PROBLEM TO WORK ON |
Nothing in the data should change when you return it, but leave the pictures out.

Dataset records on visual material
☆ ☆ ☆ ☆ ☆ ☆ ☆

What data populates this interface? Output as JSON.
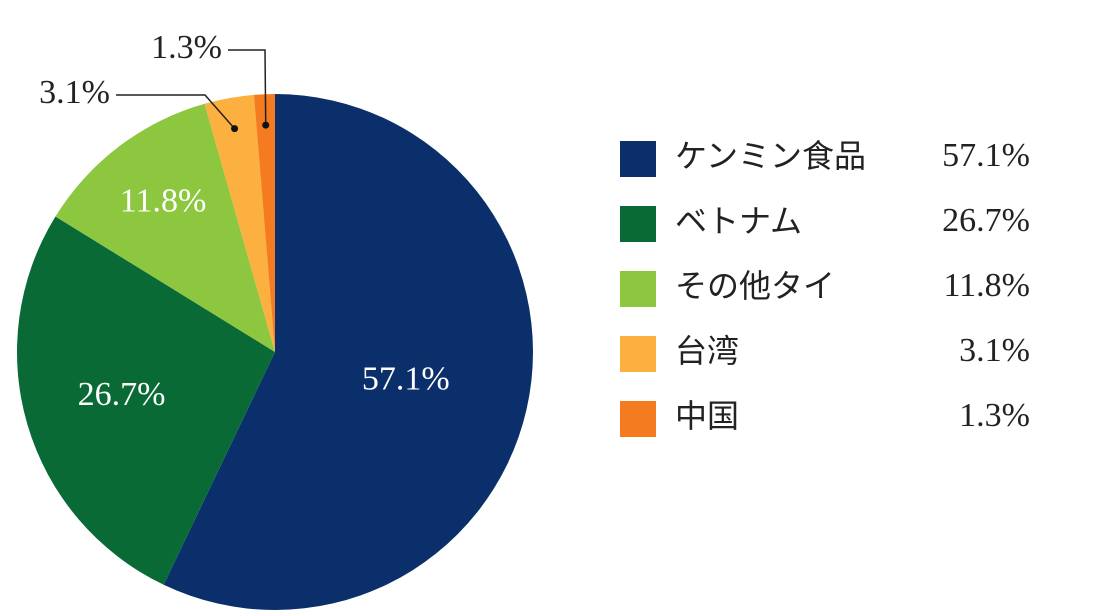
{
  "chart_data": {
    "type": "pie",
    "categories": [
      "ケンミン食品",
      "ベトナム",
      "その他タイ",
      "台湾",
      "中国"
    ],
    "values": [
      57.1,
      26.7,
      11.8,
      3.1,
      1.3
    ],
    "value_labels": [
      "57.1%",
      "26.7%",
      "11.8%",
      "3.1%",
      "1.3%"
    ],
    "colors": [
      "#0b2f6b",
      "#0a6a36",
      "#8dc63f",
      "#fbb040",
      "#f47b20"
    ],
    "legend": "right"
  }
}
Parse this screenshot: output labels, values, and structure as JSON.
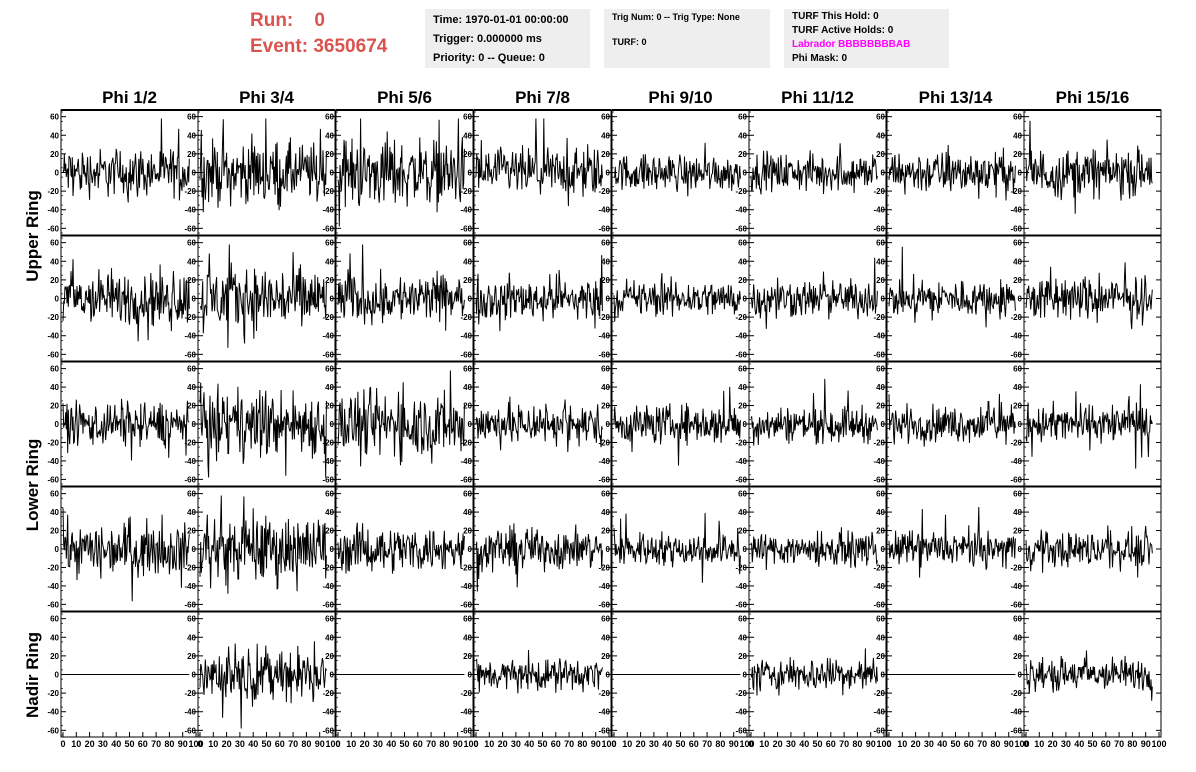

☆ ☆ ☆ ☆ ☆ ☆ ☆

EXERCISE RESPONSE |
What data populates this interface? Output as JSON.
{
  "chart_data": {
    "type": "pie",
    "categories": [
      "ケンミン食品",
      "ベトナム",
      "その他タイ",
      "台湾",
      "中国"
    ],
    "values": [
      57.1,
      26.7,
      11.8,
      3.1,
      1.3
    ],
    "value_labels": [
      "57.1%",
      "26.7%",
      "11.8%",
      "3.1%",
      "1.3%"
    ],
    "colors": [
      "#0b2f6b",
      "#0a6a36",
      "#8dc63f",
      "#fbb040",
      "#f47b20"
    ],
    "legend": "right"
  }
}
Parse this screenshot: output labels, values, and structure as JSON.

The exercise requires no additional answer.